[Data excerpts]

================================

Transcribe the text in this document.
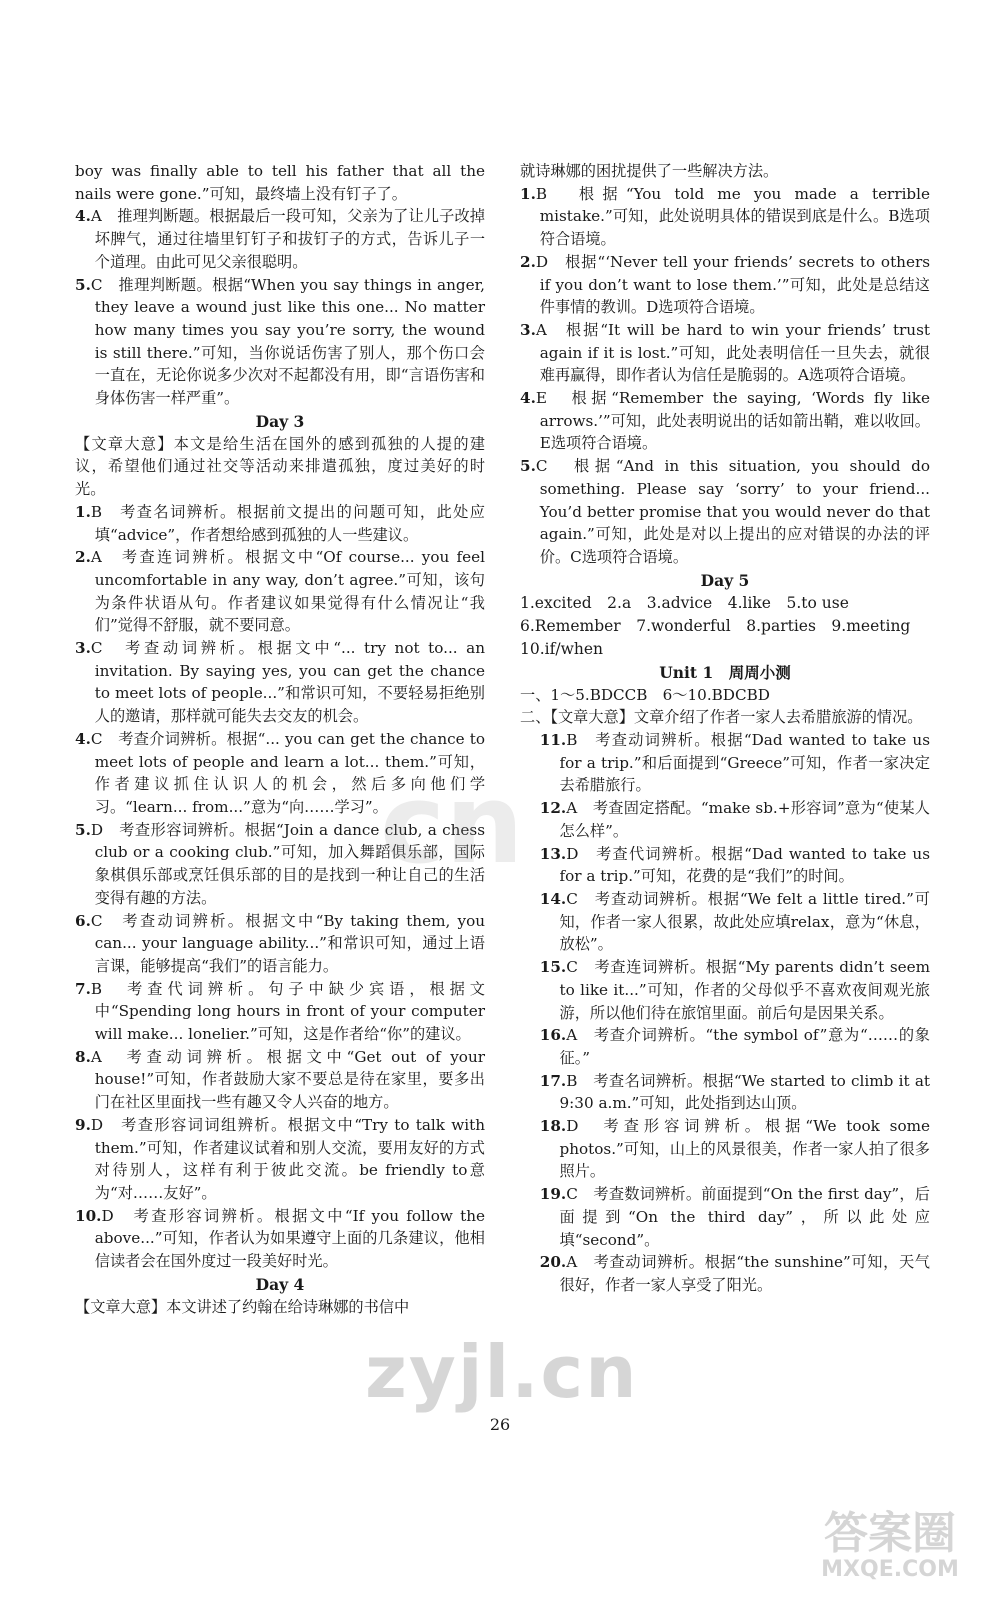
boy was finally able to tell his father that all the nails were gone.”可知，最终墙上没有钉子了。

4.A　推理判断题。根据最后一段可知，父亲为了让儿子改掉坏脾气，通过往墙里钉钉子和拔钉子的方式，告诉儿子一个道理。由此可见父亲很聪明。

5.C　推理判断题。根据“When you say things in anger, they leave a wound just like this one... No matter how many times you say you’re sorry, the wound is still there.”可知，当你说话伤害了别人，那个伤口会一直在，无论你说多少次对不起都没有用，即“言语伤害和身体伤害一样严重”。

Day 3

【文章大意】本文是给生活在国外的感到孤独的人提的建议，希望他们通过社交等活动来排遣孤独，度过美好的时光。

1.B　考查名词辨析。根据前文提出的问题可知，此处应填“advice”，作者想给感到孤独的人一些建议。

2.A　考查连词辨析。根据文中“Of course... you feel uncomfortable in any way, don’t agree.”可知，该句为条件状语从句。作者建议如果觉得有什么情况让“我们”觉得不舒服，就不要同意。

3.C　考查动词辨析。根据文中“... try not to... an invitation. By saying yes, you can get the chance to meet lots of people...”和常识可知，不要轻易拒绝别人的邀请，那样就可能失去交友的机会。

4.C　考查介词辨析。根据“... you can get the chance to meet lots of people and learn a lot... them.”可知，作者建议抓住认识人的机会，然后多向他们学习。“learn... from...”意为“向……学习”。

5.D　考查形容词辨析。根据“Join a dance club, a chess club or a cooking club.”可知，加入舞蹈俱乐部，国际象棋俱乐部或烹饪俱乐部的目的是找到一种让自己的生活变得有趣的方法。

6.C　考查动词辨析。根据文中“By taking them, you can... your language ability...”和常识可知，通过上语言课，能够提高“我们”的语言能力。

7.B　考查代词辨析。句子中缺少宾语，根据文中“Spending long hours in front of your computer will make... lonelier.”可知，这是作者给“你”的建议。

8.A　考查动词辨析。根据文中“Get out of your house!”可知，作者鼓励大家不要总是待在家里，要多出门在社区里面找一些有趣又令人兴奋的地方。

9.D　考查形容词词组辨析。根据文中“Try to talk with them.”可知，作者建议试着和别人交流，要用友好的方式对待别人，这样有利于彼此交流。be friendly to意为“对……友好”。

10.D　考查形容词辨析。根据文中“If you follow the above...”可知，作者认为如果遵守上面的几条建议，他相信读者会在国外度过一段美好时光。

Day 4

【文章大意】本文讲述了约翰在给诗琳娜的书信中

就诗琳娜的困扰提供了一些解决方法。

1.B　根据“You told me you made a terrible mistake.”可知，此处说明具体的错误到底是什么。B选项符合语境。

2.D　根据“‘Never tell your friends’ secrets to others if you don’t want to lose them.’”可知，此处是总结这件事情的教训。D选项符合语境。

3.A　根据“It will be hard to win your friends’ trust again if it is lost.”可知，此处表明信任一旦失去，就很难再赢得，即作者认为信任是脆弱的。A选项符合语境。

4.E　根据“Remember the saying, ‘Words fly like arrows.’”可知，此处表明说出的话如箭出鞘，难以收回。E选项符合语境。

5.C　根据“And in this situation, you should do something. Please say ‘sorry’ to your friend... You’d better promise that you would never do that again.”可知，此处是对以上提出的应对错误的办法的评价。C选项符合语境。

Day 5

1.excited　2.a　3.advice　4.like　5.to use

6.Remember　7.wonderful　8.parties　9.meeting

10.if/when

Unit 1　周周小测

一、1～5.BDCCB　6～10.BDCBD

二、【文章大意】文章介绍了作者一家人去希腊旅游的情况。

11.B　考查动词辨析。根据“Dad wanted to take us for a trip.”和后面提到“Greece”可知，作者一家决定去希腊旅行。

12.A　考查固定搭配。“make sb.+形容词”意为“使某人怎么样”。

13.D　考查代词辨析。根据“Dad wanted to take us for a trip.”可知，花费的是“我们”的时间。

14.C　考查动词辨析。根据“We felt a little tired.”可知，作者一家人很累，故此处应填relax，意为“休息，放松”。

15.C　考查连词辨析。根据“My parents didn’t seem to like it...”可知，作者的父母似乎不喜欢夜间观光旅游，所以他们待在旅馆里面。前后句是因果关系。

16.A　考查介词辨析。“the symbol of”意为“……的象征。”

17.B　考查名词辨析。根据“We started to climb it at 9:30 a.m.”可知，此处指到达山顶。

18.D　考查形容词辨析。根据“We took some photos.”可知，山上的风景很美，作者一家人拍了很多照片。

19.C　考查数词辨析。前面提到“On the first day”，后面提到“On the third day”，所以此处应填“second”。

20.A　考查动词辨析。根据“the sunshine”可知，天气很好，作者一家人享受了阳光。

cn
26
zyjl.cn
答案圈
MXQE.COM
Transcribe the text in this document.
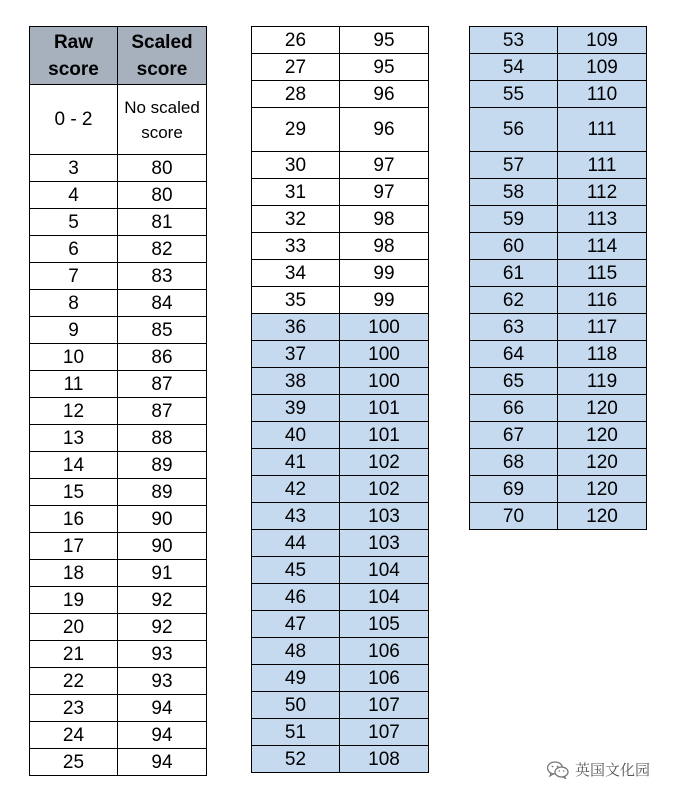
Raw score	Scaled score
0 - 2	No scaled score
3	80
4	80
5	81
6	82
7	83
8	84
9	85
10	86
11	87
12	87
13	88
14	89
15	89
16	90
17	90
18	91
19	92
20	92
21	93
22	93
23	94
24	94
25	94
26	95
27	95
28	96
29	96
30	97
31	97
32	98
33	98
34	99
35	99
36	100
37	100
38	100
39	101
40	101
41	102
42	102
43	103
44	103
45	104
46	104
47	105
48	106
49	106
50	107
51	107
52	108
53	109
54	109
55	110
56	111
57	111
58	112
59	113
60	114
61	115
62	116
63	117
64	118
65	119
66	120
67	120
68	120
69	120
70	120
英国文化园
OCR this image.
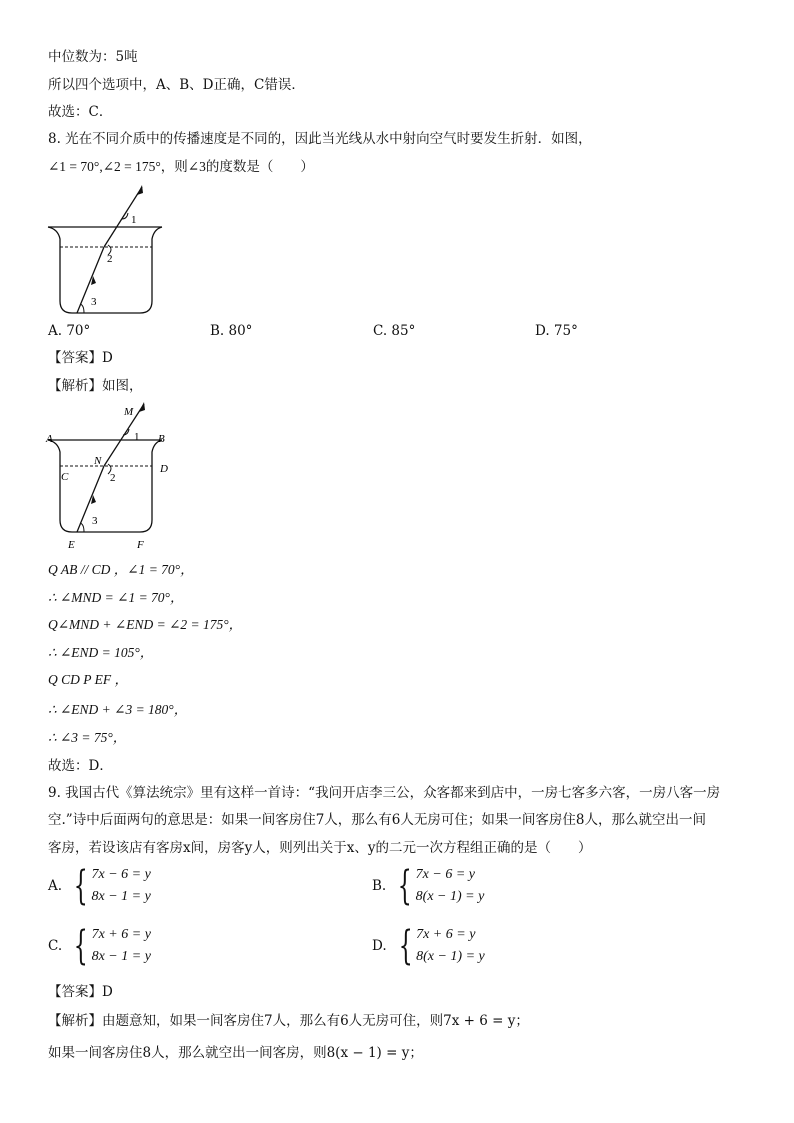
中位数为：5吨
所以四个选项中，A、B、D正确，C错误．
故选：C．
8. 光在不同介质中的传播速度是不同的，因此当光线从水中射向空气时要发生折射．如图，
∠1 = 70°,∠2 = 175°，则∠3的度数是（　　）
1
2
3
A. 70°	B. 80°	C. 85°	D. 75°
【答案】D
【解析】如图，
M
A	1 B
N
D
C	2
3
E	F
Q AB // CD ，∠1 = 70°，
∴ ∠MND = ∠1 = 70°，
Q∠MND + ∠END = ∠2 = 175°，
∴ ∠END = 105°，
Q CD P EF ，
∴ ∠END + ∠3 = 180°，
∴ ∠3 = 75°，
故选：D．
9. 我国古代《算法统宗》里有这样一首诗：“我问开店李三公，众客都来到店中，一房七客多六客，一房八客一房
空.”诗中后面两句的意思是：如果一间客房住7人，那么有6人无房可住；如果一间客房住8人，那么就空出一间
客房，若设该店有客房x间，房客y人，则列出关于x、y的二元一次方程组正确的是（　　）
A. { 7x − 6 = y
8x − 1 = y
B. { 7x − 6 = y
8(x − 1) = y
C. { 7x + 6 = y
8x − 1 = y
D. { 7x + 6 = y
8(x − 1) = y
【答案】D
【解析】由题意知，如果一间客房住7人，那么有6人无房可住，则7x + 6 = y；
如果一间客房住8人，那么就空出一间客房，则8(x − 1) = y；
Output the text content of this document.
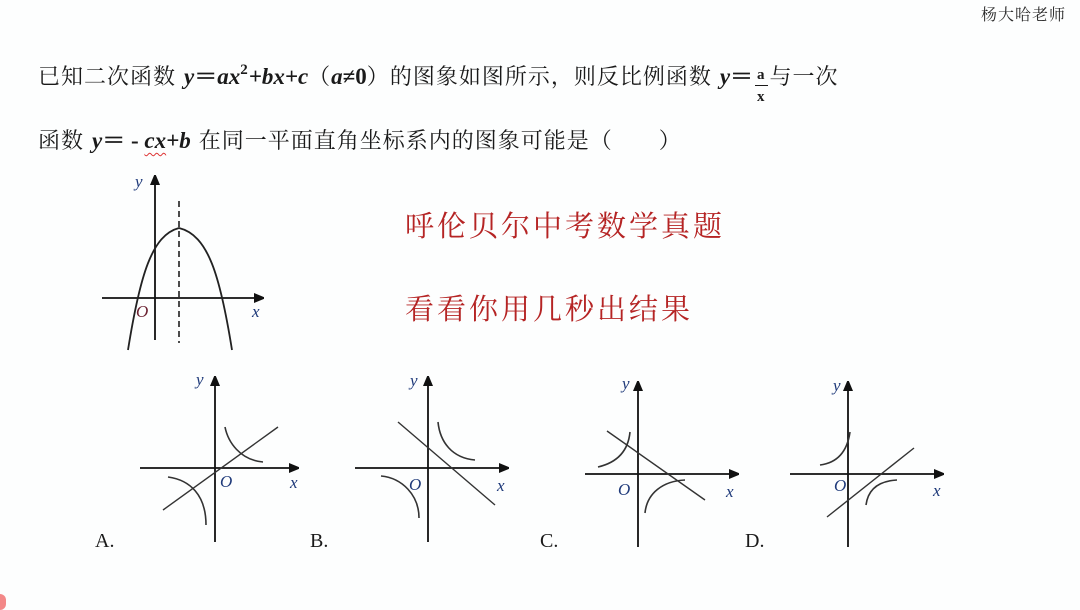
杨大哈老师
已知二次函数 $y=ax^2+bx+c(a\ne 0)$的图象如图所示，则反比例函数 $y= \frac{a}{x}$ 与一次
函数 y＝ - cx+b 在同一平面直角坐标系内的图象可能是（　　）
呼伦贝尔中考数学真题
看看你用几秒出结果
y
x
O
y
x
O
A.
y
x
O
B.
y
x
O
C.
y
x
O
D.
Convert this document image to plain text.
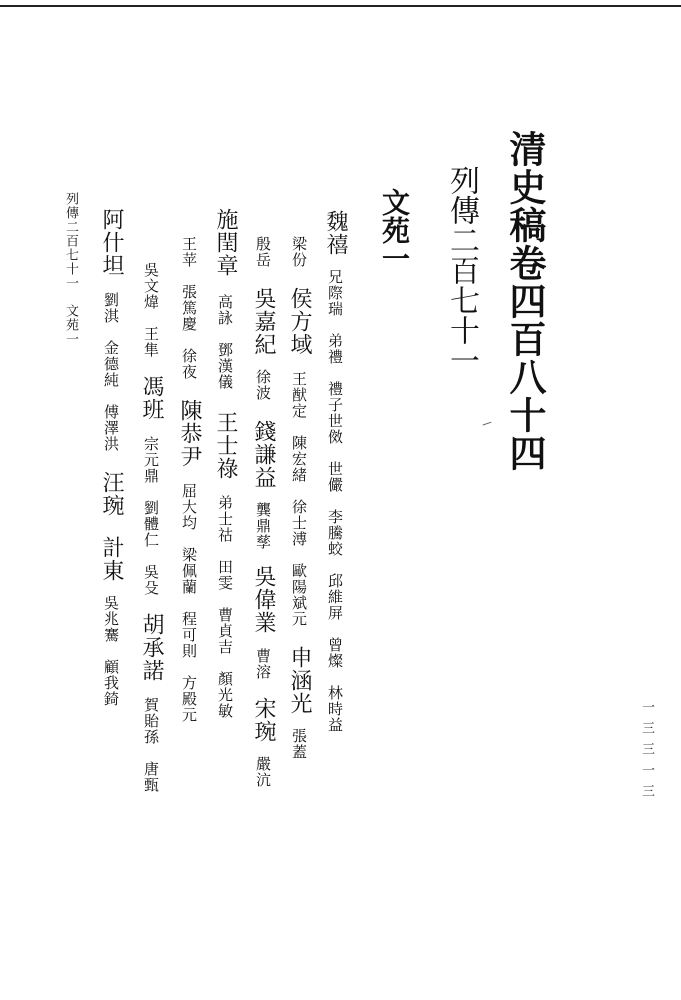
清史稿卷四百八十四
列傳二百七十一
文苑一
魏禧 兄際瑞　弟禮　禮子世傚　世儼　李騰蛟　邱維屏　曾燦　林時益
梁份 侯方域 王猷定　陳宏緒　徐士溥　歐陽斌元 申涵光 張蓋
殷岳 吳嘉紀 徐波 錢謙益 龔鼎孳 吳偉業 曹溶 宋琬 嚴沆
施閏章 高詠　鄧漢儀 王士祿 弟士祜　田雯　曹貞吉　顏光敏
王苹　張篤慶　徐夜 陳恭尹 屈大均　梁佩蘭　程可則　方殿元
吳文煒　王隼 馮班 宗元鼎　劉體仁　吳殳 胡承諾 賀貽孫　唐甄
阿什坦 劉淇　金德純　傅澤洪 汪琬 計東 吳兆騫　顧我錡
列傳二百七十一　文苑一
一三三一三
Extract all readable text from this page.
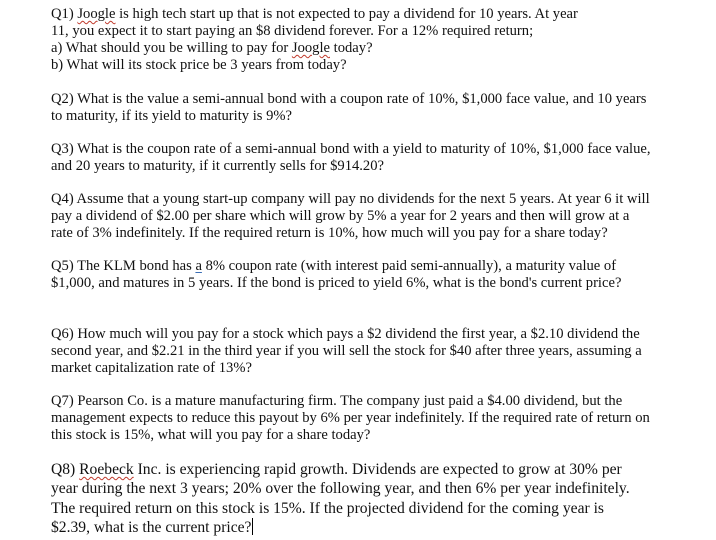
Q1) Joogle is high tech start up that is not expected to pay a dividend for 10 years. At year
11, you expect it to start paying an $8 dividend forever. For a 12% required return;
a) What should you be willing to pay for Joogle today?
b) What will its stock price be 3 years from today?
Q2) What is the value a semi-annual bond with a coupon rate of 10%, $1,000 face value, and 10 years
to maturity, if its yield to maturity is 9%?
Q3) What is the coupon rate of a semi-annual bond with a yield to maturity of 10%, $1,000 face value,
and 20 years to maturity, if it currently sells for $914.20?
Q4) Assume that a young start-up company will pay no dividends for the next 5 years. At year 6 it will
pay a dividend of $2.00 per share which will grow by 5% a year for 2 years and then will grow at a
rate of 3% indefinitely. If the required return is 10%, how much will you pay for a share today?
Q5) The KLM bond has a 8% coupon rate (with interest paid semi-annually), a maturity value of
$1,000, and matures in 5 years. If the bond is priced to yield 6%, what is the bond's current price?
Q6) How much will you pay for a stock which pays a $2 dividend the first year, a $2.10 dividend the
second year, and $2.21 in the third year if you will sell the stock for $40 after three years, assuming a
market capitalization rate of 13%?
Q7) Pearson Co. is a mature manufacturing firm. The company just paid a $4.00 dividend, but the
management expects to reduce this payout by 6% per year indefinitely. If the required rate of return on
this stock is 15%, what will you pay for a share today?
Q8) Roebeck Inc. is experiencing rapid growth. Dividends are expected to grow at 30% per
year during the next 3 years; 20% over the following year, and then 6% per year indefinitely.
The required return on this stock is 15%. If the projected dividend for the coming year is
$2.39, what is the current price?
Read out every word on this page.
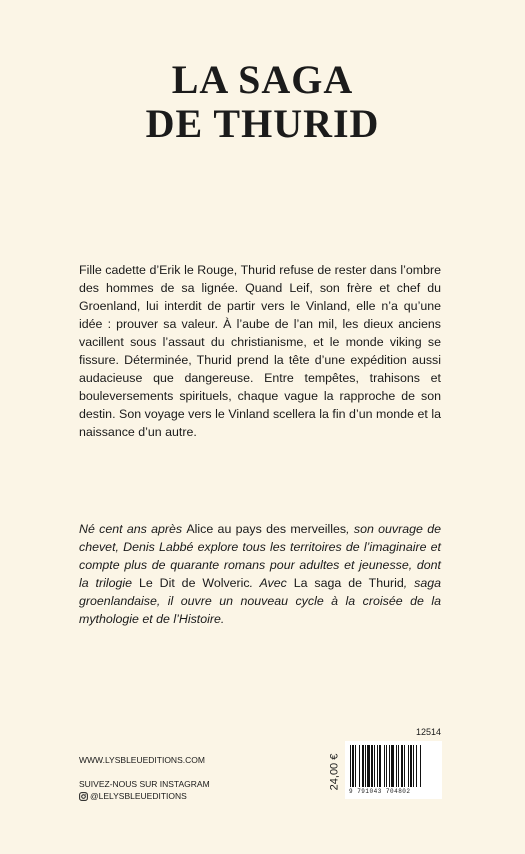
LA SAGA
DE THURID

Fille cadette d’Erik le Rouge, Thurid refuse de rester dans l’ombre des hommes de sa lignée. Quand Leif, son frère et chef du Groenland, lui interdit de partir vers le Vinland, elle n’a qu’une idée : prouver sa valeur. À l’aube de l’an mil, les dieux anciens vacillent sous l’assaut du christianisme, et le monde viking se fissure. Déterminée, Thurid prend la tête d’une expédition aussi audacieuse que dangereuse. Entre tempêtes, trahisons et bouleversements spirituels, chaque vague la rapproche de son destin. Son voyage vers le Vinland scellera la fin d’un monde et la naissance d’un autre.

Né cent ans après Alice au pays des merveilles, son ouvrage de chevet, Denis Labbé explore tous les territoires de l’imaginaire et compte plus de quarante romans pour adultes et jeunesse, dont la trilogie Le Dit de Wolveric. Avec La saga de Thurid, saga groenlandaise, il ouvre un nouveau cycle à la croisée de la mythologie et de l’Histoire.

12514
WWW.LYSBLEUEDITIONS.COM
SUIVEZ-NOUS SUR INSTAGRAM
@LELYSBLEUEDITIONS
24,00 €
9 791043 704802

================================

_REQUIREMENTS_.
Lines holding the word "trip" in the entries above are the ones to pull out. Copy them all.

_THE REPLY_.
11.B　考查动词辨析。根据“Dad wanted to take us for a trip.”和后面提到“Greece”可知，作者一家决定去希腊旅行。
13.D　考查代词辨析。根据“Dad wanted to take us for a trip.”可知，花费的是“我们”的时间。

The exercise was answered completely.